(Rows from a figure dataset)
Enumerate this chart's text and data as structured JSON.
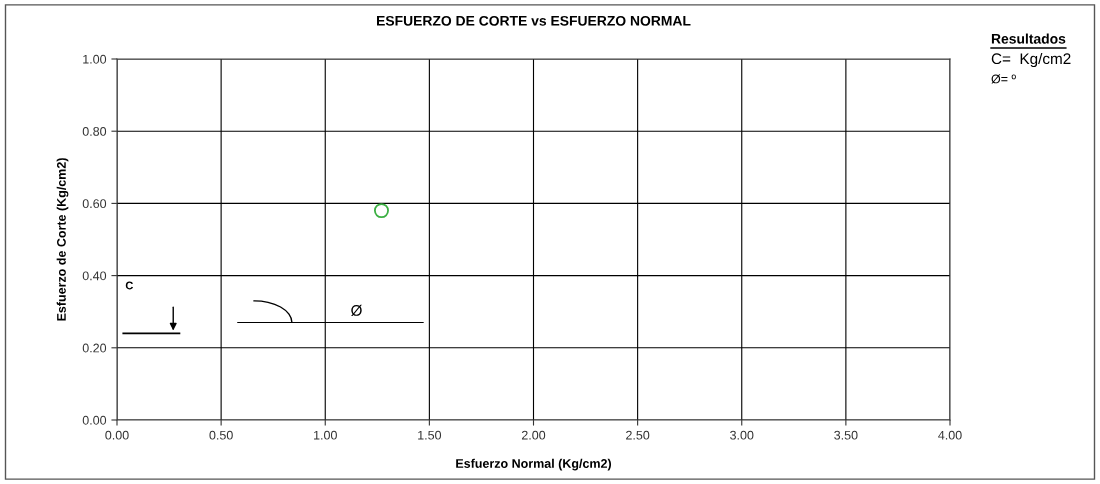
{
  "chart_data": {
    "type": "scatter",
    "title": "ESFUERZO DE CORTE vs ESFUERZO NORMAL",
    "xlabel": "Esfuerzo Normal (Kg/cm2)",
    "ylabel": "Esfuerzo de Corte (Kg/cm2)",
    "x": [
      1.27
    ],
    "series": [
      {
        "color": "#3cb043",
        "values": [
          0.58
        ]
      }
    ],
    "marker": "circle",
    "grid": true,
    "xlim": [
      0,
      4
    ],
    "ylim": [
      0,
      1
    ],
    "xticks": [
      {
        "value": 0,
        "label": "0.00"
      },
      {
        "value": 0.5,
        "label": "0.50"
      },
      {
        "value": 1,
        "label": "1.00"
      },
      {
        "value": 1.5,
        "label": "1.50"
      },
      {
        "value": 2,
        "label": "2.00"
      },
      {
        "value": 2.5,
        "label": "2.50"
      },
      {
        "value": 3,
        "label": "3.00"
      },
      {
        "value": 3.5,
        "label": "3.50"
      },
      {
        "value": 4,
        "label": "4.00"
      }
    ],
    "yticks": [
      {
        "value": 0,
        "label": "0.00"
      },
      {
        "value": 0.2,
        "label": "0.20"
      },
      {
        "value": 0.4,
        "label": "0.40"
      },
      {
        "value": 0.6,
        "label": "0.60"
      },
      {
        "value": 0.8,
        "label": "0.80"
      },
      {
        "value": 1,
        "label": "1.00"
      }
    ],
    "annotations": [
      "C",
      "Ø",
      "Resultados",
      "C=  Kg/cm2",
      "Ø= º"
    ]
  }
}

GIVEN TASK:
The records above need to be given again exactly. Omit the pictures.

ANSWER TO THE TASK:
Enumerate this chart's text and data as structured JSON.
{
  "chart_data": {
    "type": "scatter",
    "title": "ESFUERZO DE CORTE vs ESFUERZO NORMAL",
    "xlabel": "Esfuerzo Normal (Kg/cm2)",
    "ylabel": "Esfuerzo de Corte (Kg/cm2)",
    "x": [
      1.27
    ],
    "series": [
      {
        "color": "#3cb043",
        "values": [
          0.58
        ]
      }
    ],
    "marker": "circle",
    "grid": true,
    "xlim": [
      0,
      4
    ],
    "ylim": [
      0,
      1
    ],
    "xticks": [
      {
        "value": 0,
        "label": "0.00"
      },
      {
        "value": 0.5,
        "label": "0.50"
      },
      {
        "value": 1,
        "label": "1.00"
      },
      {
        "value": 1.5,
        "label": "1.50"
      },
      {
        "value": 2,
        "label": "2.00"
      },
      {
        "value": 2.5,
        "label": "2.50"
      },
      {
        "value": 3,
        "label": "3.00"
      },
      {
        "value": 3.5,
        "label": "3.50"
      },
      {
        "value": 4,
        "label": "4.00"
      }
    ],
    "yticks": [
      {
        "value": 0,
        "label": "0.00"
      },
      {
        "value": 0.2,
        "label": "0.20"
      },
      {
        "value": 0.4,
        "label": "0.40"
      },
      {
        "value": 0.6,
        "label": "0.60"
      },
      {
        "value": 0.8,
        "label": "0.80"
      },
      {
        "value": 1,
        "label": "1.00"
      }
    ],
    "annotations": [
      "C",
      "Ø",
      "Resultados",
      "C=  Kg/cm2",
      "Ø= º"
    ]
  }
}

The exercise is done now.